** START Dataset records **
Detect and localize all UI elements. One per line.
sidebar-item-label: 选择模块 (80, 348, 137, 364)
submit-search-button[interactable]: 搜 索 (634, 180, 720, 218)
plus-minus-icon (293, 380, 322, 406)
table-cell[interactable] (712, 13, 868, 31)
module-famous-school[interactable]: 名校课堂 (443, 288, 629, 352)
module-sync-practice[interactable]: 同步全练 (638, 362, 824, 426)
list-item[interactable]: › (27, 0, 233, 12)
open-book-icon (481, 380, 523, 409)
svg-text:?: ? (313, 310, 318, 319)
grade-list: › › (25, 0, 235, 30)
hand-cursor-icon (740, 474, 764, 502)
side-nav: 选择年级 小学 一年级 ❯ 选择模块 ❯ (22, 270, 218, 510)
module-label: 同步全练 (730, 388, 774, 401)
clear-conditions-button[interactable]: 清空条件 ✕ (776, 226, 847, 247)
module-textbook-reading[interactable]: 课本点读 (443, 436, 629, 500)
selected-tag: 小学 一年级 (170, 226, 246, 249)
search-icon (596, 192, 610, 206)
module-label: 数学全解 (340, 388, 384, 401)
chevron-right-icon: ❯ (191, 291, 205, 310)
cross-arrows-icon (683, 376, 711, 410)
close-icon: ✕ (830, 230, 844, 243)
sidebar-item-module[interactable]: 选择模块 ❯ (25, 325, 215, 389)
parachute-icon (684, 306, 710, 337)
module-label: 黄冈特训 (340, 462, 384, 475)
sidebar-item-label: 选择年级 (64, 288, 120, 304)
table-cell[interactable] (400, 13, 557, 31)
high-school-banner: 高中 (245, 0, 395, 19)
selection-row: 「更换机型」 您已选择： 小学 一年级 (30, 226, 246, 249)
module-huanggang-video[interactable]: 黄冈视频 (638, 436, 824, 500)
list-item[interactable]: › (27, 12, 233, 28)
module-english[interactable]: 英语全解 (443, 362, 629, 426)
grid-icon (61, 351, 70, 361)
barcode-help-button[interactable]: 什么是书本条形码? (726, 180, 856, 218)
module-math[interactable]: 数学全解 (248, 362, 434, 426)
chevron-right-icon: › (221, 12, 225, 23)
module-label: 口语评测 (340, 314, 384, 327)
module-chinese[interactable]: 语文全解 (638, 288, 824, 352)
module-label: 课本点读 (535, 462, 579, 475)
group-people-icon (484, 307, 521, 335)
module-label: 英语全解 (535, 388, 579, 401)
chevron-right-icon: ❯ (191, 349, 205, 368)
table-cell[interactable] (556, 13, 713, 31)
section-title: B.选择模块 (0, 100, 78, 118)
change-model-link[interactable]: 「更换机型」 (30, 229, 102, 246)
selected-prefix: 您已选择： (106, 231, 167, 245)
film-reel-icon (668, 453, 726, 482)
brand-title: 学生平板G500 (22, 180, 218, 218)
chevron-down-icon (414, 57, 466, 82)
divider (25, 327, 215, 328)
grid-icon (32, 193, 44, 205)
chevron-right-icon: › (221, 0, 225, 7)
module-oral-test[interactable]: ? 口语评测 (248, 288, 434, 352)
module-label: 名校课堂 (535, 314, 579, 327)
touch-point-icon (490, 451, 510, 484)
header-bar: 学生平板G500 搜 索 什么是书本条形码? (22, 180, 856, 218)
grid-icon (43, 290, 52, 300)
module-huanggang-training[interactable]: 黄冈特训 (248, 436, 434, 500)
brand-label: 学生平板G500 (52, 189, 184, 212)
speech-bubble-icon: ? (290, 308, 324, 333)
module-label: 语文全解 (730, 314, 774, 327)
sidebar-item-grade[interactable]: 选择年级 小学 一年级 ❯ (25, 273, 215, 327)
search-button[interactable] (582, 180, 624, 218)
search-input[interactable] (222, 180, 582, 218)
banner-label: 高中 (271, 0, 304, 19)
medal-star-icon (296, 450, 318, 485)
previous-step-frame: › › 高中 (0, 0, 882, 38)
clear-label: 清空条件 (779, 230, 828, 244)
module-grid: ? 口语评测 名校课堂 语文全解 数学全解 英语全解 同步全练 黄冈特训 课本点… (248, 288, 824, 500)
** END Dataset records **
--- Requirement ---
Copy every line of the entries above verbatim, with no changes.

--- Output of the exercise ---
Detect and localize all UI elements. One per line.
sidebar-item-label: 选择模块 (80, 348, 137, 364)
submit-search-button[interactable]: 搜 索 (634, 180, 720, 218)
plus-minus-icon (293, 380, 322, 406)
table-cell[interactable] (712, 13, 868, 31)
module-famous-school[interactable]: 名校课堂 (443, 288, 629, 352)
module-sync-practice[interactable]: 同步全练 (638, 362, 824, 426)
list-item[interactable]: › (27, 0, 233, 12)
open-book-icon (481, 380, 523, 409)
svg-text:?: ? (313, 310, 318, 319)
grade-list: › › (25, 0, 235, 30)
hand-cursor-icon (740, 474, 764, 502)
side-nav: 选择年级 小学 一年级 ❯ 选择模块 ❯ (22, 270, 218, 510)
module-label: 同步全练 (730, 388, 774, 401)
clear-conditions-button[interactable]: 清空条件 ✕ (776, 226, 847, 247)
module-textbook-reading[interactable]: 课本点读 (443, 436, 629, 500)
selected-tag: 小学 一年级 (170, 226, 246, 249)
search-icon (596, 192, 610, 206)
module-label: 数学全解 (340, 388, 384, 401)
chevron-right-icon: ❯ (191, 291, 205, 310)
cross-arrows-icon (683, 376, 711, 410)
close-icon: ✕ (830, 230, 844, 243)
sidebar-item-module[interactable]: 选择模块 ❯ (25, 325, 215, 389)
parachute-icon (684, 306, 710, 337)
module-label: 黄冈特训 (340, 462, 384, 475)
sidebar-item-label: 选择年级 (64, 288, 120, 304)
table-cell[interactable] (400, 13, 557, 31)
high-school-banner: 高中 (245, 0, 395, 19)
selection-row: 「更换机型」 您已选择： 小学 一年级 (30, 226, 246, 249)
module-huanggang-video[interactable]: 黄冈视频 (638, 436, 824, 500)
list-item[interactable]: › (27, 12, 233, 28)
module-english[interactable]: 英语全解 (443, 362, 629, 426)
grid-icon (61, 351, 70, 361)
barcode-help-button[interactable]: 什么是书本条形码? (726, 180, 856, 218)
module-math[interactable]: 数学全解 (248, 362, 434, 426)
chevron-right-icon: › (221, 12, 225, 23)
module-label: 口语评测 (340, 314, 384, 327)
module-chinese[interactable]: 语文全解 (638, 288, 824, 352)
module-label: 课本点读 (535, 462, 579, 475)
group-people-icon (484, 307, 521, 335)
module-label: 英语全解 (535, 388, 579, 401)
chevron-right-icon: ❯ (191, 349, 205, 368)
table-cell[interactable] (556, 13, 713, 31)
section-title: B.选择模块 (0, 100, 78, 118)
change-model-link[interactable]: 「更换机型」 (30, 229, 102, 246)
selected-prefix: 您已选择： (106, 231, 167, 245)
film-reel-icon (668, 453, 726, 482)
brand-title: 学生平板G500 (22, 180, 218, 218)
chevron-down-icon (414, 57, 466, 82)
divider (25, 327, 215, 328)
grid-icon (32, 193, 44, 205)
chevron-right-icon: › (221, 0, 225, 7)
module-oral-test[interactable]: ? 口语评测 (248, 288, 434, 352)
module-label: 名校课堂 (535, 314, 579, 327)
touch-point-icon (490, 451, 510, 484)
header-bar: 学生平板G500 搜 索 什么是书本条形码? (22, 180, 856, 218)
grid-icon (43, 290, 52, 300)
module-huanggang-training[interactable]: 黄冈特训 (248, 436, 434, 500)
brand-label: 学生平板G500 (52, 189, 184, 212)
speech-bubble-icon: ? (290, 308, 324, 333)
module-label: 语文全解 (730, 314, 774, 327)
sidebar-item-grade[interactable]: 选择年级 小学 一年级 ❯ (25, 273, 215, 327)
search-button[interactable] (582, 180, 624, 218)
search-input[interactable] (222, 180, 582, 218)
banner-label: 高中 (271, 0, 304, 19)
medal-star-icon (296, 450, 318, 485)
previous-step-frame: › › 高中 (0, 0, 882, 38)
clear-label: 清空条件 (779, 230, 828, 244)
module-grid: ? 口语评测 名校课堂 语文全解 数学全解 英语全解 同步全练 黄冈特训 课本点… (248, 288, 824, 500)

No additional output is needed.